((

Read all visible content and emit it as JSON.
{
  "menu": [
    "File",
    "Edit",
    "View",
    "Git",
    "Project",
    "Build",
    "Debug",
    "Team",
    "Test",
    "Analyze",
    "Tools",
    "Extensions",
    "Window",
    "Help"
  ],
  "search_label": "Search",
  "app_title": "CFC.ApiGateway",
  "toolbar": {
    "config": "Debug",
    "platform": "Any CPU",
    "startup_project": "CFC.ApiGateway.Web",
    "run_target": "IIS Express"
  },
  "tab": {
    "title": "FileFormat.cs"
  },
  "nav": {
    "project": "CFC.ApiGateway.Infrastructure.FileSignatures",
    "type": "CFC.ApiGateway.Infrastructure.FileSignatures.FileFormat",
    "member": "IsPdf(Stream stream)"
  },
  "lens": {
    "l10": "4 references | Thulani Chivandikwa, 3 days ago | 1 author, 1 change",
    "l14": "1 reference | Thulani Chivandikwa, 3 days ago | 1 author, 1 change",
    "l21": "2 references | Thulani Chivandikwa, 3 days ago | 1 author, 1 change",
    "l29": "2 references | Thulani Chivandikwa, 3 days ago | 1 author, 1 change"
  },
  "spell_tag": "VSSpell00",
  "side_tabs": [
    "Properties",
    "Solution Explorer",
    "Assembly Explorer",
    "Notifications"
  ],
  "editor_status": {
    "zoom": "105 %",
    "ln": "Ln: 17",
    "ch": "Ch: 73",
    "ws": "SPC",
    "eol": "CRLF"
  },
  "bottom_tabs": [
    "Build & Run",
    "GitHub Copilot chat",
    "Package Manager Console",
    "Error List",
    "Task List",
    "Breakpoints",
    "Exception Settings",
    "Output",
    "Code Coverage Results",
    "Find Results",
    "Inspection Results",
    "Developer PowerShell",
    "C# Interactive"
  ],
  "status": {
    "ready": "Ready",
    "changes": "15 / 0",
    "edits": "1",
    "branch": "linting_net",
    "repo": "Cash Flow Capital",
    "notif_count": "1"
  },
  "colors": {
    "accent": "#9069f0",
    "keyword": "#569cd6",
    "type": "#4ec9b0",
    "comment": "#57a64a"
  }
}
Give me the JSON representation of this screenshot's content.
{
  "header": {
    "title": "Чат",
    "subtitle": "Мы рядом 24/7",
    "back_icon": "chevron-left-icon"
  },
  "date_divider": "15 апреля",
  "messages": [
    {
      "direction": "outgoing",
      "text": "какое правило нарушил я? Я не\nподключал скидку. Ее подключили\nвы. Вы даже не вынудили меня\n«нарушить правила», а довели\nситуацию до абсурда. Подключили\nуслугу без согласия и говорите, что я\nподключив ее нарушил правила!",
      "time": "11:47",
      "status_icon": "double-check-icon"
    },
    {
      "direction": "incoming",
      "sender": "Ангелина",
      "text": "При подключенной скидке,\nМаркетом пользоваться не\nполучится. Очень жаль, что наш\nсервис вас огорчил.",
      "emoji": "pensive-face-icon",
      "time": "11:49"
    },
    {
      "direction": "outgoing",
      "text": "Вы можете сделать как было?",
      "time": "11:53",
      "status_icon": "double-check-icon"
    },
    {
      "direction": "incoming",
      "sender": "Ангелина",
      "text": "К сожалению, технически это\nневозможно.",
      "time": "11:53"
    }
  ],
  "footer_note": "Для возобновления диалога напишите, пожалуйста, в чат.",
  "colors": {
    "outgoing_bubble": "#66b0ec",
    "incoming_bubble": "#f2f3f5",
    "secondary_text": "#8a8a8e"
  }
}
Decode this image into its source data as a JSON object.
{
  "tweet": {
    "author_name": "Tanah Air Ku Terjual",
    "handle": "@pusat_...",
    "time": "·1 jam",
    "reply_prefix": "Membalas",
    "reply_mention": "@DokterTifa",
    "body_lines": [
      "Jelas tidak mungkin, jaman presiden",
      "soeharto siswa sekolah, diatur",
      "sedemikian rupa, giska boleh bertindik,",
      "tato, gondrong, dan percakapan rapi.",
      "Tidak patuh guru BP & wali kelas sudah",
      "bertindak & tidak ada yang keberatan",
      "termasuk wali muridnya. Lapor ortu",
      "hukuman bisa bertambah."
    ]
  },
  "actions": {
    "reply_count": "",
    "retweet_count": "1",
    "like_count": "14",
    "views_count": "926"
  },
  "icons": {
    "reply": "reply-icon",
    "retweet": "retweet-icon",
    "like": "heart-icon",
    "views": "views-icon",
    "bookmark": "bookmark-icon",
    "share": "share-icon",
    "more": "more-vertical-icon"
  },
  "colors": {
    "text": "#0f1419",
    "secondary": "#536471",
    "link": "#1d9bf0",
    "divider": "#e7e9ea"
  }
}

))

Given exercise: Find the lines above holding the word "wali" and show them.

Written reply:
      "Tidak patuh guru BP & wali kelas sudah",
      "termasuk wali muridnya. Lapor ortu",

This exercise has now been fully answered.